Given exercise:
Work through the following lines and count those that hold the word "Bosch". Reply with that number only.

Input rows:

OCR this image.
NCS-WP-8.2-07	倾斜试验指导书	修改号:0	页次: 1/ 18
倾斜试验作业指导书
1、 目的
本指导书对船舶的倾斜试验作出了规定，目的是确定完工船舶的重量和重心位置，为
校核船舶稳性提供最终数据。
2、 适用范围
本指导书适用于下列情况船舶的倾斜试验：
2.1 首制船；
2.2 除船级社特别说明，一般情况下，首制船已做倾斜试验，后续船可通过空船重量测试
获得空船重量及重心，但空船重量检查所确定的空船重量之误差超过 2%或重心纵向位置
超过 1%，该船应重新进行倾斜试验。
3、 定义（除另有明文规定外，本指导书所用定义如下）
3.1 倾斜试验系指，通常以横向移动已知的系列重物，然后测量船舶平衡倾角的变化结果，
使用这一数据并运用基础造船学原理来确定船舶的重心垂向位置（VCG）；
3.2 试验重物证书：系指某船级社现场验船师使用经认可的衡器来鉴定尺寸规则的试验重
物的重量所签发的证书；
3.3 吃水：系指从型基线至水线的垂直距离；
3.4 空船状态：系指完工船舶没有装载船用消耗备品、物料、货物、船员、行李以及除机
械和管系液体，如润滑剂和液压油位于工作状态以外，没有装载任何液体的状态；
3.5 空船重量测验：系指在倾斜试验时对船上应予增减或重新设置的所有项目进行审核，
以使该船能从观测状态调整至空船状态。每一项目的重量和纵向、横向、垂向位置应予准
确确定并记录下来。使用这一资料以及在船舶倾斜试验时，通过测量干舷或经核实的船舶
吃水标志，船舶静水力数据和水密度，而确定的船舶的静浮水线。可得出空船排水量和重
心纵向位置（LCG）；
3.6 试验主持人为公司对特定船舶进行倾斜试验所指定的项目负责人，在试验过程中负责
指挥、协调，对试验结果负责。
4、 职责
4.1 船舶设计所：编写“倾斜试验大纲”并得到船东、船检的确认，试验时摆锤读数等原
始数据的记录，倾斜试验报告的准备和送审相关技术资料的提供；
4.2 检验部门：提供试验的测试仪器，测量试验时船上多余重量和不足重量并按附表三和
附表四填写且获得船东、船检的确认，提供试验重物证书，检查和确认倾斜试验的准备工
==
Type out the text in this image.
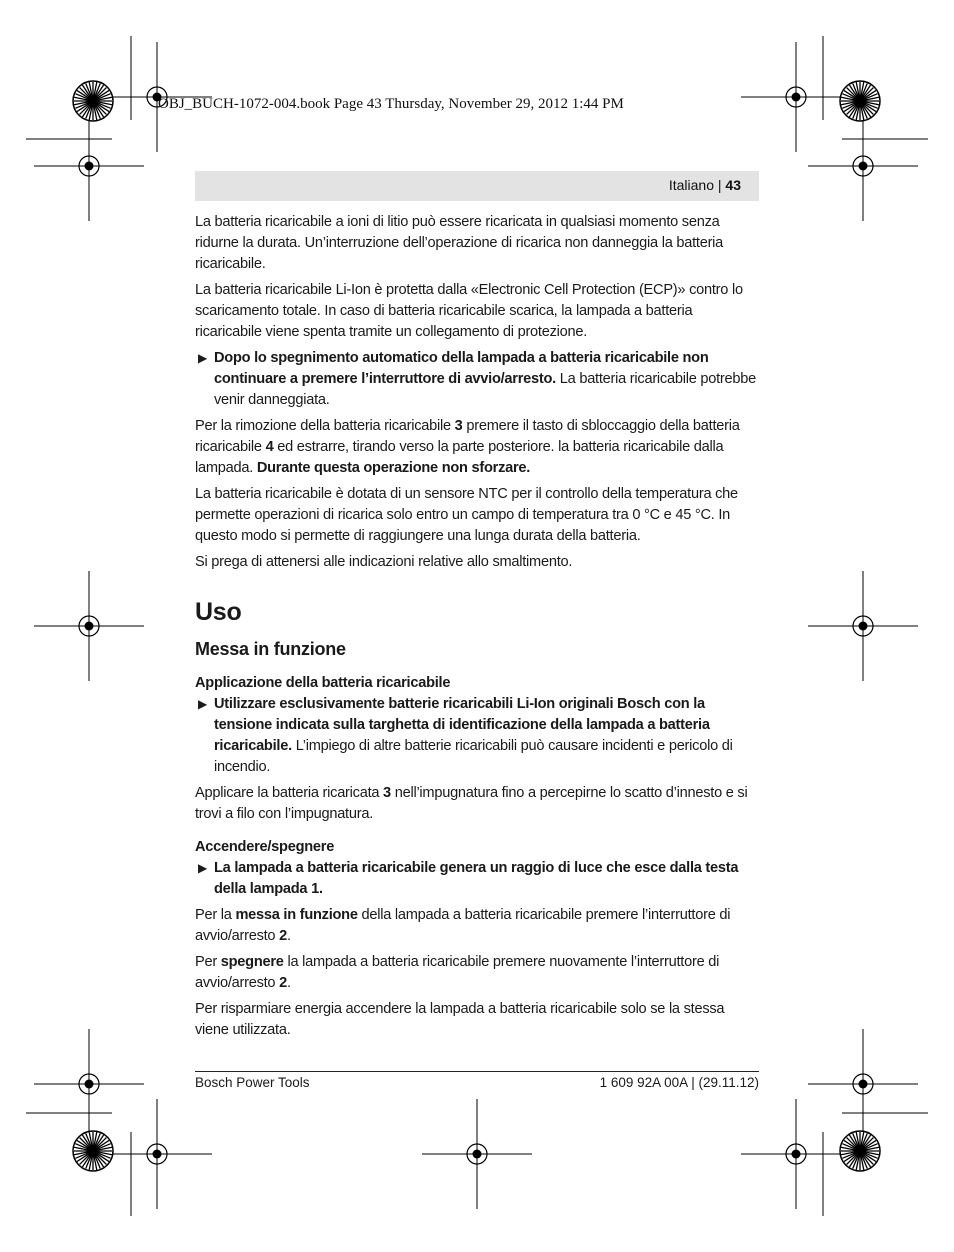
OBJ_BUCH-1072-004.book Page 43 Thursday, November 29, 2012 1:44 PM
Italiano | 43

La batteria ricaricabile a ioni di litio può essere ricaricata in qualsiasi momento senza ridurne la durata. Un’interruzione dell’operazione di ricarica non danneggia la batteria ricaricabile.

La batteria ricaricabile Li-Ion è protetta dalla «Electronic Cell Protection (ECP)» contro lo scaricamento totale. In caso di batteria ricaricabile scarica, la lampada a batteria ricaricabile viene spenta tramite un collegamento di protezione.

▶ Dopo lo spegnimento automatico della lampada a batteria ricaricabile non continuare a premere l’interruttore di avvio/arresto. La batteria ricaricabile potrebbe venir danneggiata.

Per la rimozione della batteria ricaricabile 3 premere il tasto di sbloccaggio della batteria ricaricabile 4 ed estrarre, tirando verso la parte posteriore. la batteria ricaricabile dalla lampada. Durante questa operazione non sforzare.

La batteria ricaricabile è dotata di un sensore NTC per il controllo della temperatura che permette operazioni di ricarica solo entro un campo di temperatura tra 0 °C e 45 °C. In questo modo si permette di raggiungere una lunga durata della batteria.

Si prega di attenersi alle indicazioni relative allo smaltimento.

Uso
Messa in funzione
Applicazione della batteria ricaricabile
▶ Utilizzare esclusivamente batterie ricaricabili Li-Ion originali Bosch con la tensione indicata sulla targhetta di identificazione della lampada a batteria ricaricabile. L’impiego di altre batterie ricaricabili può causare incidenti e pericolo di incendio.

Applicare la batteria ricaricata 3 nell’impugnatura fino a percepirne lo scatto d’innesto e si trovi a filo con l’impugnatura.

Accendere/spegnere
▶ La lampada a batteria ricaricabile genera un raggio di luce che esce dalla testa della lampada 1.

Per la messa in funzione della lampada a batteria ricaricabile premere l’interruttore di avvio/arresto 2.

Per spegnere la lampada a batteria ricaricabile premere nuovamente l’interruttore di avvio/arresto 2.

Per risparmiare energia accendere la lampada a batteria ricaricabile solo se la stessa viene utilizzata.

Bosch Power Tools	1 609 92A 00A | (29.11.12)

Correct output:
2